What the exercise asks:
Copy out every line from the one containing "Localize all elements." down to the one containing "sidebar-toggle-icon[interactable] xyxy=(808,30,830,52)", including both of those lines. Leave the pictures out.

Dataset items
┄┄┄┄┄┄┄┄┄┄┄┄┄┄┄┄┄┄┄┄
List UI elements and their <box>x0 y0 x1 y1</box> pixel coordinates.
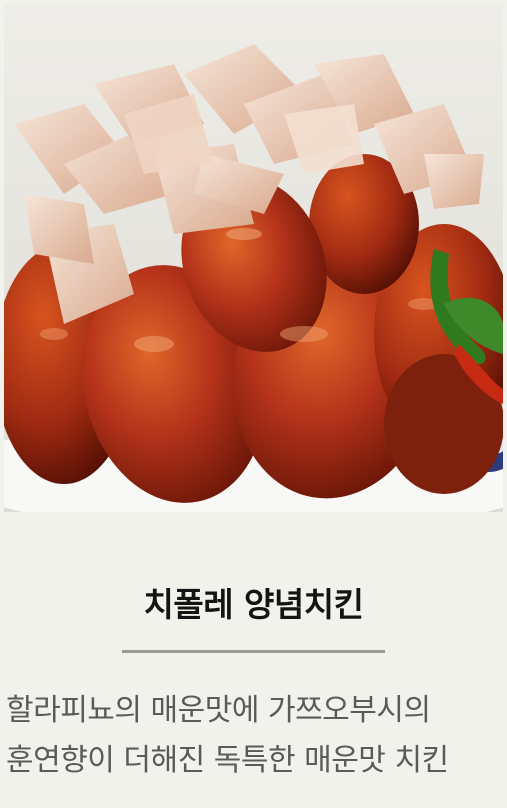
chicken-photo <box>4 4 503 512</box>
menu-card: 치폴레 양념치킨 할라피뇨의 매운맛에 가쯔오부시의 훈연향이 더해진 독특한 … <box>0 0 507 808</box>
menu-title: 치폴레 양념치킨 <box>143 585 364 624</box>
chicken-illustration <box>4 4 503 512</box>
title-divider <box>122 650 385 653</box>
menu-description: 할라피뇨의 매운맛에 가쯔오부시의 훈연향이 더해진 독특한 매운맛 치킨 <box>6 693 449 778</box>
┄┄┄┄┄┄┄┄┄┄┄┄┄┄┄┄┄┄┄┄
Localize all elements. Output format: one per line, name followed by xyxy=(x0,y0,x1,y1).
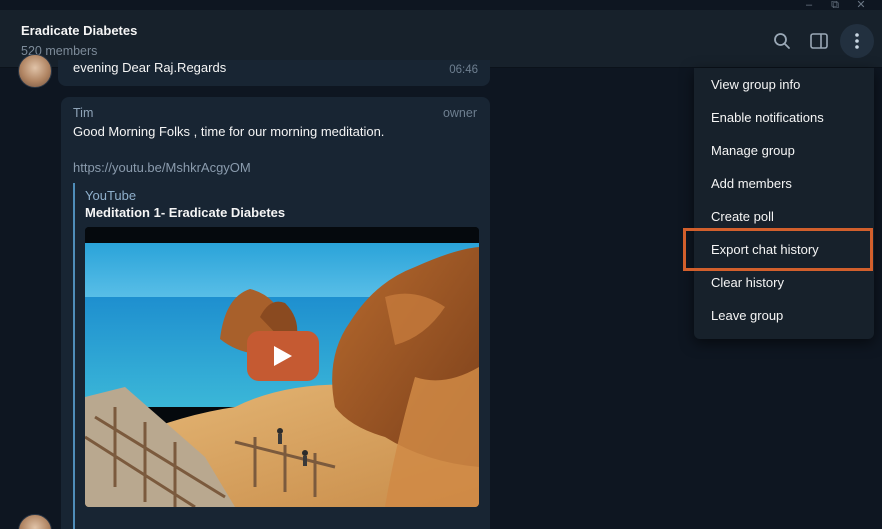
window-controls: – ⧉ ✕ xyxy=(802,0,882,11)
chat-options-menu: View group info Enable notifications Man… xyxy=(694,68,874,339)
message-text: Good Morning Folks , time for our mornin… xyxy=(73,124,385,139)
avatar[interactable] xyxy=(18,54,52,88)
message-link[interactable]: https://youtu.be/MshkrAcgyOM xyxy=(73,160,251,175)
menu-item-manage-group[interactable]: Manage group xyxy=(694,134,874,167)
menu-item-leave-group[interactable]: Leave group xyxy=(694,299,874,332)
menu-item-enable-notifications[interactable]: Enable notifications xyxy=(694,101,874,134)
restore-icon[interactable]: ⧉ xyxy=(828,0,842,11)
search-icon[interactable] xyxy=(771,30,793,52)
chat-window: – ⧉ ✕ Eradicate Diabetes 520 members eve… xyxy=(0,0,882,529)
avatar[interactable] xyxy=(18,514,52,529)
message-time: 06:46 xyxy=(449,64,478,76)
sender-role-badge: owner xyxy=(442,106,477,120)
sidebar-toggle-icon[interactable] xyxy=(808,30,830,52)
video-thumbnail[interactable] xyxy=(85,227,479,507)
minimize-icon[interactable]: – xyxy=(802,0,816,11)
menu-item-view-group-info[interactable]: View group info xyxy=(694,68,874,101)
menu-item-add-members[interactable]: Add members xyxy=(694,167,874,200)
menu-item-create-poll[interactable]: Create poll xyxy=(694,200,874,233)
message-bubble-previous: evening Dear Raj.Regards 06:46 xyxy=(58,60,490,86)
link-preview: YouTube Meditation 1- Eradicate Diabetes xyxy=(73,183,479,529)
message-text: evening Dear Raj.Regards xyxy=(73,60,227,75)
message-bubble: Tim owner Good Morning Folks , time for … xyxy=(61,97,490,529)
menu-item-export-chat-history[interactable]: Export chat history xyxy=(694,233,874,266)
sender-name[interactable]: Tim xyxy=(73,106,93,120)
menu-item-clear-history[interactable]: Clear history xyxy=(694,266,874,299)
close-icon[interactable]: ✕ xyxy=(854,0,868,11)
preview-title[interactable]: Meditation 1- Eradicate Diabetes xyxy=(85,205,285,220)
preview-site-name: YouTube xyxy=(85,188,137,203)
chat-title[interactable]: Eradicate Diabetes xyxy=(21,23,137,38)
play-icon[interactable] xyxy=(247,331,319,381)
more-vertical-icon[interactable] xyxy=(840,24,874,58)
┄┄┄┄┄┄┄┄┄┄┄┄┄┄┄┄┄┄┄┄
Expected answer:
Localize all elements. Output format: one per line, name followed by xyxy=(x0,y0,x1,y1).
window-controls: – ⧉ ✕ xyxy=(802,0,882,11)
chat-options-menu: View group info Enable notifications Man… xyxy=(694,68,874,339)
message-text: Good Morning Folks , time for our mornin… xyxy=(73,124,385,139)
avatar[interactable] xyxy=(18,54,52,88)
message-link[interactable]: https://youtu.be/MshkrAcgyOM xyxy=(73,160,251,175)
menu-item-manage-group[interactable]: Manage group xyxy=(694,134,874,167)
menu-item-leave-group[interactable]: Leave group xyxy=(694,299,874,332)
menu-item-enable-notifications[interactable]: Enable notifications xyxy=(694,101,874,134)
restore-icon[interactable]: ⧉ xyxy=(828,0,842,11)
search-icon[interactable] xyxy=(771,30,793,52)
chat-window: – ⧉ ✕ Eradicate Diabetes 520 members eve… xyxy=(0,0,882,529)
avatar[interactable] xyxy=(18,514,52,529)
message-time: 06:46 xyxy=(449,64,478,76)
sender-role-badge: owner xyxy=(442,106,477,120)
sidebar-toggle-icon[interactable] xyxy=(808,30,830,52)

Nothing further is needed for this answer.